→ **What is required**
Copy each line exactly. Leave nothing out.

* start *

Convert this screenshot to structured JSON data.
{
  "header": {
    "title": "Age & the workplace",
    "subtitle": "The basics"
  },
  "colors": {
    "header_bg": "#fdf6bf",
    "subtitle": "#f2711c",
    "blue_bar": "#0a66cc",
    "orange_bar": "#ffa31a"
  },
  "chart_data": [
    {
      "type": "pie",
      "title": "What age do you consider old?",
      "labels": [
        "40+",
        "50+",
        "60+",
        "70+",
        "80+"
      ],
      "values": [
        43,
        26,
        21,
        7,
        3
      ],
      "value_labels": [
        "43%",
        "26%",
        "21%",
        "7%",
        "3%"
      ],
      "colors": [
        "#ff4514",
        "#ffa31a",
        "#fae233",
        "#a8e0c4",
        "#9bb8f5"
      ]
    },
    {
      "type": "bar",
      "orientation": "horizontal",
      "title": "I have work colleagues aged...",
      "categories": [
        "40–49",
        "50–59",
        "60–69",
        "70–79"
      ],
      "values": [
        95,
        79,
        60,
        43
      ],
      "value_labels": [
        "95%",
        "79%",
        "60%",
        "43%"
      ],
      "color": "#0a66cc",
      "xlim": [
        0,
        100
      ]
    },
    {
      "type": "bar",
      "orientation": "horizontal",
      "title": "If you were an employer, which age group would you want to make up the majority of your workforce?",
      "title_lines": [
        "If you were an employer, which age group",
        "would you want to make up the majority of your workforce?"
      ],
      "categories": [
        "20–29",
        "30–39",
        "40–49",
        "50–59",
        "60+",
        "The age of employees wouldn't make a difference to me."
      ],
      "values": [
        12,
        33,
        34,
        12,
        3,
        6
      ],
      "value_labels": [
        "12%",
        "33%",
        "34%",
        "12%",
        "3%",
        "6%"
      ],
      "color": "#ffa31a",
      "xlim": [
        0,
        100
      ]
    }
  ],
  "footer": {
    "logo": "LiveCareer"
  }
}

* end *

→ **Right answer**
Convert this screenshot to structured JSON data.
{
  "header": {
    "title": "Age & the workplace",
    "subtitle": "The basics"
  },
  "colors": {
    "header_bg": "#fdf6bf",
    "subtitle": "#f2711c",
    "blue_bar": "#0a66cc",
    "orange_bar": "#ffa31a"
  },
  "chart_data": [
    {
      "type": "pie",
      "title": "What age do you consider old?",
      "labels": [
        "40+",
        "50+",
        "60+",
        "70+",
        "80+"
      ],
      "values": [
        43,
        26,
        21,
        7,
        3
      ],
      "value_labels": [
        "43%",
        "26%",
        "21%",
        "7%",
        "3%"
      ],
      "colors": [
        "#ff4514",
        "#ffa31a",
        "#fae233",
        "#a8e0c4",
        "#9bb8f5"
      ]
    },
    {
      "type": "bar",
      "orientation": "horizontal",
      "title": "I have work colleagues aged...",
      "categories": [
        "40–49",
        "50–59",
        "60–69",
        "70–79"
      ],
      "values": [
        95,
        79,
        60,
        43
      ],
      "value_labels": [
        "95%",
        "79%",
        "60%",
        "43%"
      ],
      "color": "#0a66cc",
      "xlim": [
        0,
        100
      ]
    },
    {
      "type": "bar",
      "orientation": "horizontal",
      "title": "If you were an employer, which age group would you want to make up the majority of your workforce?",
      "title_lines": [
        "If you were an employer, which age group",
        "would you want to make up the majority of your workforce?"
      ],
      "categories": [
        "20–29",
        "30–39",
        "40–49",
        "50–59",
        "60+",
        "The age of employees wouldn't make a difference to me."
      ],
      "values": [
        12,
        33,
        34,
        12,
        3,
        6
      ],
      "value_labels": [
        "12%",
        "33%",
        "34%",
        "12%",
        "3%",
        "6%"
      ],
      "color": "#ffa31a",
      "xlim": [
        0,
        100
      ]
    }
  ],
  "footer": {
    "logo": "LiveCareer"
  }
}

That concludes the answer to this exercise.